INSTRUCTIONS FOR THE TASK =
Print a faithful copy of the data below, word for word, with the pictures left out.

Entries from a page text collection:
◇ ◇ ◇ ◇ ◇ ◇ ◇

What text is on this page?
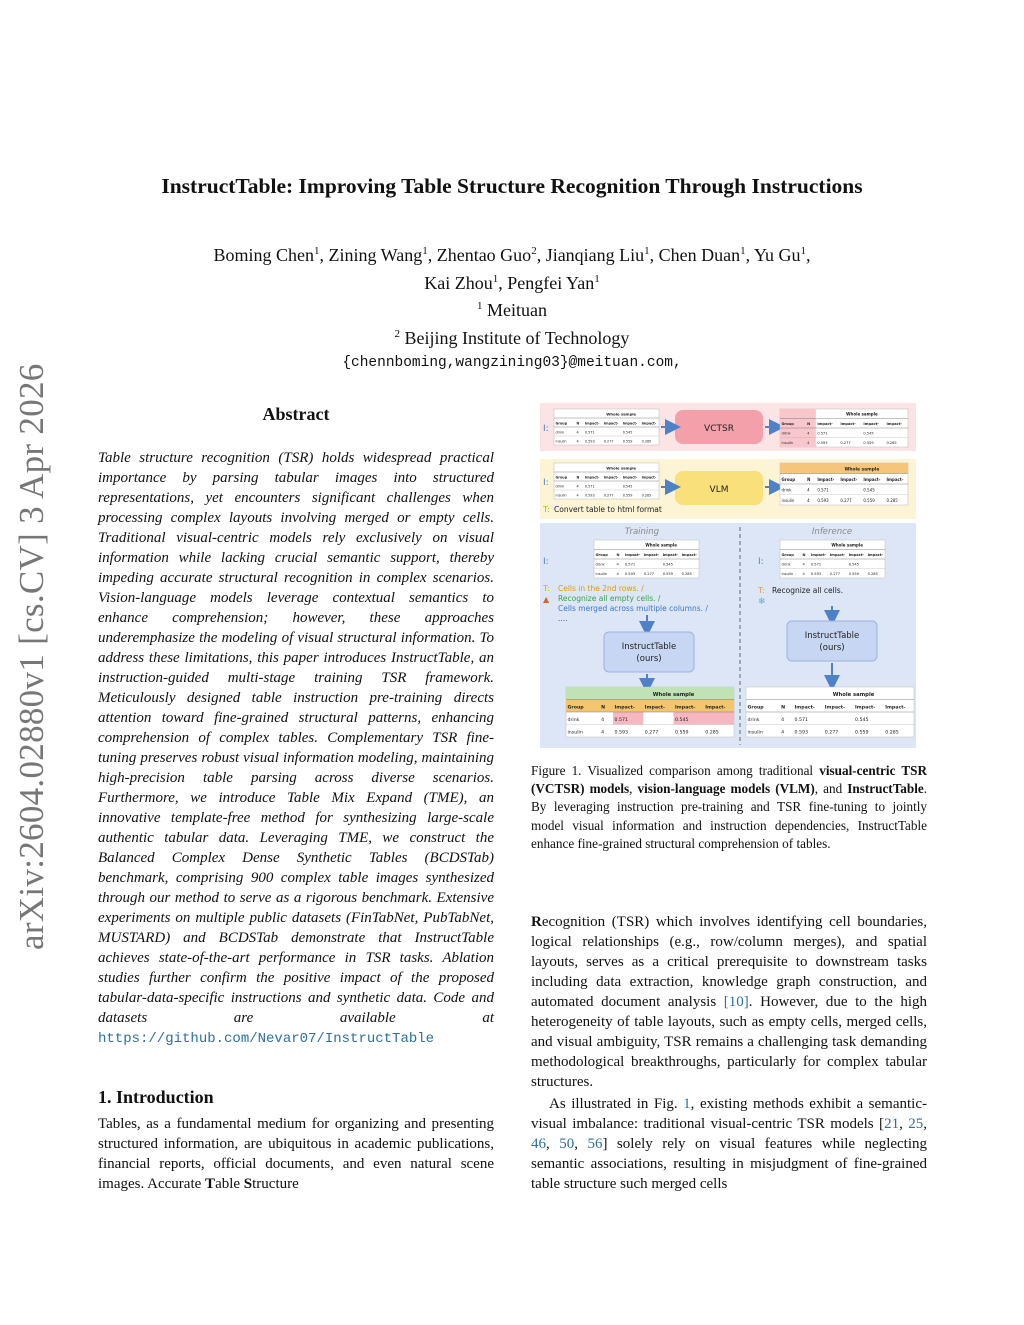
InstructTable: Improving Table Structure Recognition Through Instructions
Boming Chen$^1$, Zining Wang$^1$, Zhentao Guo$^2$, Jianqiang Liu$^1$, Chen Duan$^1$, Yu Gu$^1$,
Kai Zhou$^1$, Pengfei Yan$^1$
$^1$ Meituan
$^2$ Beijing Institute of Technology
{chennboming,wangzining03}@meituan.com,
arXiv:2604.02880v1 [cs.CV] 3 Apr 2026	Abstract
Table structure recognition (TSR) holds widespread practical importance by parsing tabular images into structured representations, yet encounters significant challenges when processing complex layouts involving merged or empty cells. Traditional visual-centric models rely exclusively on visual information while lacking crucial semantic support, thereby impeding accurate structural recognition in complex scenarios. Vision-language models leverage contextual semantics to enhance comprehension; however, these approaches underemphasize the modeling of visual structural information. To address these limitations, this paper introduces InstructTable, an instruction-guided multi-stage training TSR framework. Meticulously designed table instruction pre-training directs attention toward fine-grained structural patterns, enhancing comprehension of complex tables. Complementary TSR fine-tuning preserves robust visual information modeling, maintaining high-precision table parsing across diverse scenarios. Furthermore, we introduce Table Mix Expand (TME), an innovative template-free method for synthesizing large-scale authentic tabular data. Leveraging TME, we construct the Balanced Complex Dense Synthetic Tables (BCDSTab) benchmark, comprising 900 complex table images synthesized through our method to serve as a rigorous benchmark. Extensive experiments on multiple public datasets (FinTabNet, PubTabNet, MUSTARD) and BCDSTab demonstrate that InstructTable achieves state-of-the-art performance in TSR tasks. Ablation studies further confirm the positive impact of the proposed tabular-data-specific instructions and synthetic data. Code and datasets are available at https://github.com/Nevar07/InstructTable
1. Introduction
Tables, as a fundamental medium for organizing and presenting structured information, are ubiquitous in academic publications, financial reports, official documents, and even natural scene images. Accurate Table Structure
I:
Whole sample
Group
drink
insulin
N
4
4
Impact-
0.571
0.593
Impact-
0.277
Impact-
0.545
0.559
Impact-
0.285
VCTSR
Whole sample
Group
drink
insulin
N
4
4
Impact-
0.571
0.593
Impact-
0.277
Impact-
0.545
0.559
Impact-
0.285
I:
Whole sample
Group
drink
insulin
N
4
4
Impact-
0.571
0.593
Impact-
0.277
Impact-
0.545
0.559
Impact-
0.285
T: Convert table to html format
VLM
Whole sample
Group
drink
insulin
N
4
4
Impact-
0.571
0.593
Impact-
0.277
Impact-
0.545
0.559
Impact-
0.285
Training	Inference
I:
Whole sample
Group
drink
insulin
N
4
4
Impact-
0.571
0.593
Impact-
0.277
Impact-
0.545
0.559
Impact-
0.285
T:
▲
Cells in the 2nd rows. /
Recognize all empty cells. /
Cells merged across multiple columns. /
....
I:
Whole sample
Group
drink
insulin
N
4
4
Impact-
0.571
0.593
Impact-
0.277
Impact-
0.545
0.559
Impact-
0.285
T:
❄
Recognize all cells.
InstructTable
(ours)
InstructTable
(ours)
Whole sample
Group
drink
insulin
N
4
4
Impact-
0.571
0.593
Impact-
0.277
Impact-
0.545
0.559
Impact-
0.285
Whole sample
Group
drink
insulin
N
4
4
Impact-
0.571
0.593
Impact-
0.277
Impact-
0.545
0.559
Impact-
0.285
Figure 1. Visualized comparison among traditional visual-centric TSR (VCTSR) models, vision-language models (VLM), and InstructTable. By leveraging instruction pre-training and TSR fine-tuning to jointly model visual information and instruction dependencies, InstructTable enhance fine-grained structural comprehension of tables.

Recognition (TSR) which involves identifying cell boundaries, logical relationships (e.g., row/column merges), and spatial layouts, serves as a critical prerequisite to downstream tasks including data extraction, knowledge graph construction, and automated document analysis [10]. However, due to the high heterogeneity of table layouts, such as empty cells, merged cells, and visual ambiguity, TSR remains a challenging task demanding methodological breakthroughs, particularly for complex tabular structures.

As illustrated in Fig. 1, existing methods exhibit a semantic-visual imbalance: traditional visual-centric TSR models [21, 25, 46, 50, 56] solely rely on visual features while neglecting semantic associations, resulting in misjudgment of fine-grained table structure such merged cells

◇ ◇ ◇ ◇ ◇ ◇ ◇

SOLUTION TO THE EXERCISE =
What text is on this page?
InstructTable: Improving Table Structure Recognition Through Instructions
Boming Chen$^1$, Zining Wang$^1$, Zhentao Guo$^2$, Jianqiang Liu$^1$, Chen Duan$^1$, Yu Gu$^1$,
Kai Zhou$^1$, Pengfei Yan$^1$
$^1$ Meituan
$^2$ Beijing Institute of Technology
{chennboming,wangzining03}@meituan.com,
arXiv:2604.02880v1 [cs.CV] 3 Apr 2026	Abstract
Table structure recognition (TSR) holds widespread practical importance by parsing tabular images into structured representations, yet encounters significant challenges when processing complex layouts involving merged or empty cells. Traditional visual-centric models rely exclusively on visual information while lacking crucial semantic support, thereby impeding accurate structural recognition in complex scenarios. Vision-language models leverage contextual semantics to enhance comprehension; however, these approaches underemphasize the modeling of visual structural information. To address these limitations, this paper introduces InstructTable, an instruction-guided multi-stage training TSR framework. Meticulously designed table instruction pre-training directs attention toward fine-grained structural patterns, enhancing comprehension of complex tables. Complementary TSR fine-tuning preserves robust visual information modeling, maintaining high-precision table parsing across diverse scenarios. Furthermore, we introduce Table Mix Expand (TME), an innovative template-free method for synthesizing large-scale authentic tabular data. Leveraging TME, we construct the Balanced Complex Dense Synthetic Tables (BCDSTab) benchmark, comprising 900 complex table images synthesized through our method to serve as a rigorous benchmark. Extensive experiments on multiple public datasets (FinTabNet, PubTabNet, MUSTARD) and BCDSTab demonstrate that InstructTable achieves state-of-the-art performance in TSR tasks. Ablation studies further confirm the positive impact of the proposed tabular-data-specific instructions and synthetic data. Code and datasets are available at https://github.com/Nevar07/InstructTable
1. Introduction
Tables, as a fundamental medium for organizing and presenting structured information, are ubiquitous in academic publications, financial reports, official documents, and even natural scene images. Accurate Table Structure
I:
Whole sample
Group
drink
insulin
N
4
4
Impact-
0.571
0.593
Impact-
0.277
Impact-
0.545
0.559
Impact-
0.285
VCTSR
Whole sample
Group
drink
insulin
N
4
4
Impact-
0.571
0.593
Impact-
0.277
Impact-
0.545
0.559
Impact-
0.285
I:
Whole sample
Group
drink
insulin
N
4
4
Impact-
0.571
0.593
Impact-
0.277
Impact-
0.545
0.559
Impact-
0.285
T: Convert table to html format
VLM
Whole sample
Group
drink
insulin
N
4
4
Impact-
0.571
0.593
Impact-
0.277
Impact-
0.545
0.559
Impact-
0.285
Training	Inference
I:
Whole sample
Group
drink
insulin
N
4
4
Impact-
0.571
0.593
Impact-
0.277
Impact-
0.545
0.559
Impact-
0.285
T:
▲
Cells in the 2nd rows. /
Recognize all empty cells. /
Cells merged across multiple columns. /
....
I:
Whole sample
Group
drink
insulin
N
4
4
Impact-
0.571
0.593
Impact-
0.277
Impact-
0.545
0.559
Impact-
0.285
T:
❄
Recognize all cells.
InstructTable
(ours)
InstructTable
(ours)
Whole sample
Group
drink
insulin
N
4
4
Impact-
0.571
0.593
Impact-
0.277
Impact-
0.545
0.559
Impact-
0.285
Whole sample
Group
drink
insulin
N
4
4
Impact-
0.571
0.593
Impact-
0.277
Impact-
0.545
0.559
Impact-
0.285
Figure 1. Visualized comparison among traditional visual-centric TSR (VCTSR) models, vision-language models (VLM), and InstructTable. By leveraging instruction pre-training and TSR fine-tuning to jointly model visual information and instruction dependencies, InstructTable enhance fine-grained structural comprehension of tables.

Recognition (TSR) which involves identifying cell boundaries, logical relationships (e.g., row/column merges), and spatial layouts, serves as a critical prerequisite to downstream tasks including data extraction, knowledge graph construction, and automated document analysis [10]. However, due to the high heterogeneity of table layouts, such as empty cells, merged cells, and visual ambiguity, TSR remains a challenging task demanding methodological breakthroughs, particularly for complex tabular structures.

As illustrated in Fig. 1, existing methods exhibit a semantic-visual imbalance: traditional visual-centric TSR models [21, 25, 46, 50, 56] solely rely on visual features while neglecting semantic associations, resulting in misjudgment of fine-grained table structure such merged cells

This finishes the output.